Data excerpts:
····················
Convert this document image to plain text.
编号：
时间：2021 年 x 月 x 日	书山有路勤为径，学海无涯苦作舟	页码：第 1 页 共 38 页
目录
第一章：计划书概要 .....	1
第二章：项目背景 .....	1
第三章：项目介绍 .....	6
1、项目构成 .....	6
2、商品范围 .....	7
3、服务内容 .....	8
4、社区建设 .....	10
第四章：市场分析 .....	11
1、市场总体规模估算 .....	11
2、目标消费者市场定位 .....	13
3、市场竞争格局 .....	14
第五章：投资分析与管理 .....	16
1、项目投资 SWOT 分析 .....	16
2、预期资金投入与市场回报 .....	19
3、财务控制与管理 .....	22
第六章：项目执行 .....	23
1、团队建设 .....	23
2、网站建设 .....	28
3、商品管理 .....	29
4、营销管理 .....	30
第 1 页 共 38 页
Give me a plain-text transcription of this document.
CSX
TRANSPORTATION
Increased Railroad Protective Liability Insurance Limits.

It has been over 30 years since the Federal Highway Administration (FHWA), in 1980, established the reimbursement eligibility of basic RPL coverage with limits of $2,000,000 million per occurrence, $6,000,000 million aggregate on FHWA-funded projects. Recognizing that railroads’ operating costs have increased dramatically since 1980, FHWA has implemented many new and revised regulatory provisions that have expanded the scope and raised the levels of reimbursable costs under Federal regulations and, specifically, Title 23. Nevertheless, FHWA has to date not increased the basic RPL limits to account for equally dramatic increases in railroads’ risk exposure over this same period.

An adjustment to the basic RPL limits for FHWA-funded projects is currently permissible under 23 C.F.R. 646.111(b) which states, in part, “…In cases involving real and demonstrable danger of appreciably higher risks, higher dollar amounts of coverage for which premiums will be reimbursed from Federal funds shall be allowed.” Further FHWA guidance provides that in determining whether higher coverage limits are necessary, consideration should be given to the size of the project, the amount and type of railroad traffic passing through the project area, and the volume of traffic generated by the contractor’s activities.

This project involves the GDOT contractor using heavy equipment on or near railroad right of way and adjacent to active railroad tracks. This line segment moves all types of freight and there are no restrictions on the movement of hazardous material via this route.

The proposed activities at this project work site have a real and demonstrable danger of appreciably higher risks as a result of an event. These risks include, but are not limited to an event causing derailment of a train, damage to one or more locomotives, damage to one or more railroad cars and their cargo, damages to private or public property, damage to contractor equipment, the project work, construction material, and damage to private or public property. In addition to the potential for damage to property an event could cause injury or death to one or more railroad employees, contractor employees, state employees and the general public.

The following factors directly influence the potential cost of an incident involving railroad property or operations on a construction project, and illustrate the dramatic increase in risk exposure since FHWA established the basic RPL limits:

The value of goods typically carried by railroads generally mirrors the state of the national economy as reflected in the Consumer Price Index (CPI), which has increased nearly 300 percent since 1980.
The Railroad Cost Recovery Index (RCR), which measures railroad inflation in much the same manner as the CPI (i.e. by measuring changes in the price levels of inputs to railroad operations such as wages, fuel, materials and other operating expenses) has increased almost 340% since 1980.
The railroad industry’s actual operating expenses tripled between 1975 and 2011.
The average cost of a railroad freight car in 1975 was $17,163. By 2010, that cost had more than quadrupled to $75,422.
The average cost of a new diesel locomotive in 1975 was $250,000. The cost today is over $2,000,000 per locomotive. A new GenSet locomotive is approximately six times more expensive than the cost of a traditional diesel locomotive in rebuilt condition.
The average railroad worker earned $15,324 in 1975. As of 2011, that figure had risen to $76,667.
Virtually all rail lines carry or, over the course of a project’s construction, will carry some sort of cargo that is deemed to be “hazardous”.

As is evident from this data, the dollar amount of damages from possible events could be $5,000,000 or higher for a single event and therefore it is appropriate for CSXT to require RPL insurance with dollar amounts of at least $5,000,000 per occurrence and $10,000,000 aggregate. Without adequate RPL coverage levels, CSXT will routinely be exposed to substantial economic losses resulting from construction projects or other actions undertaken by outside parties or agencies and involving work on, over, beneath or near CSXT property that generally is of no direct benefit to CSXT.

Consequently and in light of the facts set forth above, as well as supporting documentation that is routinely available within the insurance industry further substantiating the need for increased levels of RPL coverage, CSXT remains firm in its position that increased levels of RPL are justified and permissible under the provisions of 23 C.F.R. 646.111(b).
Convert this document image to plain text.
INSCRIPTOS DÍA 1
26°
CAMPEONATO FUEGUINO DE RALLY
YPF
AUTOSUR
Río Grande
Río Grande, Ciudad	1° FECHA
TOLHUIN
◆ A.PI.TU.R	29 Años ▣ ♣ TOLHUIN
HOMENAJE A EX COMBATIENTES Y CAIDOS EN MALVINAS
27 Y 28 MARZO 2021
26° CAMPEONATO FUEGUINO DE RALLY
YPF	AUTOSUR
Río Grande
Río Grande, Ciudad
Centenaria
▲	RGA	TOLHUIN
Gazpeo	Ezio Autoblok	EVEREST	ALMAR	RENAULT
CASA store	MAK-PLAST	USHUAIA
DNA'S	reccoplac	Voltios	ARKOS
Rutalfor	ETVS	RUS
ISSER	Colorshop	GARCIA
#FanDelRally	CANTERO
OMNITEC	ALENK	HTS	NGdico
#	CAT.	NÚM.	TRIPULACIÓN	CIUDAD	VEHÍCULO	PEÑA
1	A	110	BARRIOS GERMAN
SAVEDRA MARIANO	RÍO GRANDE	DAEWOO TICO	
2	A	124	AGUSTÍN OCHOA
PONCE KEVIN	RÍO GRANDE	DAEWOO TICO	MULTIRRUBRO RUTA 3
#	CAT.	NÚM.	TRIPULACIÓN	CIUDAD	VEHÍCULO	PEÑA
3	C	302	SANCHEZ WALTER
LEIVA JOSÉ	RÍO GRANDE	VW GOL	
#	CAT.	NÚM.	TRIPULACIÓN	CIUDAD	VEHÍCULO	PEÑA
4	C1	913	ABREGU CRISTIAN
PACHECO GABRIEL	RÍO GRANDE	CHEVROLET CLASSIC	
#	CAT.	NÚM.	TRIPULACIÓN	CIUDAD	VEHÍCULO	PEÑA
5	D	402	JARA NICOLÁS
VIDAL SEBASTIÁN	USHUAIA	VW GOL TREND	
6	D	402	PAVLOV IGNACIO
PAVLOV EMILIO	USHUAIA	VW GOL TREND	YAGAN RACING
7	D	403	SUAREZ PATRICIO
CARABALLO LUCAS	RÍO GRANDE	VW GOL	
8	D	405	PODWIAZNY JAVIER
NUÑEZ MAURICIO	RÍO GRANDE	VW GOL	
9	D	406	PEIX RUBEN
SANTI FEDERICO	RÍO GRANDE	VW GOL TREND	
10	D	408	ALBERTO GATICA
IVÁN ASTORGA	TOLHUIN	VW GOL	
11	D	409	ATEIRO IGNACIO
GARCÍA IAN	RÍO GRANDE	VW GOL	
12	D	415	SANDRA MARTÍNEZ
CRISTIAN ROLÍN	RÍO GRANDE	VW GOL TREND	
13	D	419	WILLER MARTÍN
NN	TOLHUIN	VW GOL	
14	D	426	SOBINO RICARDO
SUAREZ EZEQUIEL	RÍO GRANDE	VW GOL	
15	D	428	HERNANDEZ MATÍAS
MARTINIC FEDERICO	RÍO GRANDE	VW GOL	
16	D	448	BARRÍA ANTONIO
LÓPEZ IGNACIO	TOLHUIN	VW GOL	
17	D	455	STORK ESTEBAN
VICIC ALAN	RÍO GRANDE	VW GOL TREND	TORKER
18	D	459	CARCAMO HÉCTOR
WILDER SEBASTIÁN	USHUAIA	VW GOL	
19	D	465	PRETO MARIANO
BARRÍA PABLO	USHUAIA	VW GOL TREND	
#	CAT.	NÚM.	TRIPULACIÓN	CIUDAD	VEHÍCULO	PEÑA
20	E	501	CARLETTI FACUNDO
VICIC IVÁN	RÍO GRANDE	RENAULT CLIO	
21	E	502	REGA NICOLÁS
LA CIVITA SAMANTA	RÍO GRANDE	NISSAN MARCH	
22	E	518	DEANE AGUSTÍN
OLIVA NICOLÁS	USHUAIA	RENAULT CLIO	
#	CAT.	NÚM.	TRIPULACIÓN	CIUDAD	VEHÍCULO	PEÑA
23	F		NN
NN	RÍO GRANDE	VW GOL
····················
**Problem requirements**
Show the lines that mention the word "generally".

**Completed task**
The value of goods typically carried by railroads generally mirrors the state of the national economy as reflected in the Consumer Price Index (CPI), which has increased nearly 300 percent since 1980.
As is evident from this data, the dollar amount of damages from possible events could be $5,000,000 or higher for a single event and therefore it is appropriate for CSXT to require RPL insurance with dollar amounts of at least $5,000,000 per occurrence and $10,000,000 aggregate. Without adequate RPL coverage levels, CSXT will routinely be exposed to substantial economic losses resulting from construction projects or other actions undertaken by outside parties or agencies and involving work on, over, beneath or near CSXT property that generally is of no direct benefit to CSXT.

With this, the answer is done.